# List of tasks
a) In the pasta primavera entry, what did Rob make his bechamel with?
b) Rewrite the pasta primavera entry starting at "Rob made another" and ending at "and white wine.", substituting "white sauce" for "bechamel".
c) Decide whether each statement agrees with the pasta primavera entry, answering yes or no and quoting the words that settle it: (i) Rob seasoned the sauce with lime juice and white wine. (ii) The vegetables in the dish were cooked until soft. (iii) The writer would be willing to eat the dish that way again.

┌─ Source

Thursday, September 21, 2006

Pasta Primavera with Crunchy Veg

Rob made another dinner tonight. This time, he was trying to make me happy by preparing something "light and healthy". He made his own bechamel, with roux and two percent milk and seasoned it with lime juice and white wine.
I was presented with a creamy pasta dish loaded with vegetables ~ imagine my shock on digging in and discovering that the vegetables were not cooked at all! Initially, I was seriously grumpy about it, but I didn't want to make a huge deal; Rob went to all this effort to make dinner, why should I kick up a fuss about crunchy vegetables. You know, as I ate, I realised I actually LIKED the crunchiness of the veg; I would happily eat/prepare it that way again.

└─
┌─ Supplied entries

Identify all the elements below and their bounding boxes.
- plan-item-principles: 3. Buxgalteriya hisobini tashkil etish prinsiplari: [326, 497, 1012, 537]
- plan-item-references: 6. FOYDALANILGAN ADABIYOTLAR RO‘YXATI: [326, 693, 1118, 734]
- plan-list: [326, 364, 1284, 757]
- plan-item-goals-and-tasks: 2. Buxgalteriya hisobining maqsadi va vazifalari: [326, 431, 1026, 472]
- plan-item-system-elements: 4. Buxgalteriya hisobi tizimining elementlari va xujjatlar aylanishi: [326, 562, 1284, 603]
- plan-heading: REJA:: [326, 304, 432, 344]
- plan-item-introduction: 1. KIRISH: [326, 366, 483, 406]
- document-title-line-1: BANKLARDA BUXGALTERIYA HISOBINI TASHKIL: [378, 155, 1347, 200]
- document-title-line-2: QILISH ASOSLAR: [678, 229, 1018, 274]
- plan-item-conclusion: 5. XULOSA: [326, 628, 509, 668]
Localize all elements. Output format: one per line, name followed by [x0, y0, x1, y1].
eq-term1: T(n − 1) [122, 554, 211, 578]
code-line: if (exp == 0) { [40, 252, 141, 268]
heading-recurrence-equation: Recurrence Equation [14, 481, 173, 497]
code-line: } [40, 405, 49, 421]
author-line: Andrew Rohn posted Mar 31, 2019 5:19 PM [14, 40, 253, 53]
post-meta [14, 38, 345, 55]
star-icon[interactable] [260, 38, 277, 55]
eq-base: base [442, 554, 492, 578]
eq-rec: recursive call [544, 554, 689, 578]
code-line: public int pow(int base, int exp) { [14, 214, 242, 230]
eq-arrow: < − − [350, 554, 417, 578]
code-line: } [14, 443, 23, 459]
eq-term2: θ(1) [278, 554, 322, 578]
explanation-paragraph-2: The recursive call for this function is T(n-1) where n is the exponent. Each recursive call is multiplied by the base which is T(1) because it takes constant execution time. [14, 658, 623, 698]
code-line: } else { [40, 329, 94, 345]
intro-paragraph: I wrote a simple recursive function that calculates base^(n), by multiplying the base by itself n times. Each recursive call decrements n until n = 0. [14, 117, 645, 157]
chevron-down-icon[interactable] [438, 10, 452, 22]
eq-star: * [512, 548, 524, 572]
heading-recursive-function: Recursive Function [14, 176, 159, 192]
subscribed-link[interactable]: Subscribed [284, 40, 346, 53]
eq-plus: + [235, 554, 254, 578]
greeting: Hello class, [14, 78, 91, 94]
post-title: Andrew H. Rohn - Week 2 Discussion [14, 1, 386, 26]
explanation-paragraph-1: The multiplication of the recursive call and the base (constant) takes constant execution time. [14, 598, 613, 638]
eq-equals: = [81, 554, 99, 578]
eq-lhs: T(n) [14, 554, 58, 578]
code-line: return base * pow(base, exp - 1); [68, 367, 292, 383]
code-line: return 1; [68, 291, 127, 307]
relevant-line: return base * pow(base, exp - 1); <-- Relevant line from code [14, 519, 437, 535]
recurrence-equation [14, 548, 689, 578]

└─

# Answers provided
a) Roux and two percent milk.

b)
Rob made another dinner tonight. This time, he was trying to make me happy by preparing something "light and healthy". He made his own white sauce, with roux and two percent milk and seasoned it with lime juice and white wine.

c)
(i) Yes: "seasoned it with lime juice and white wine."
(ii) No: "the vegetables were not cooked at all!"
(iii) Yes: "I would happily eat/prepare it that way again."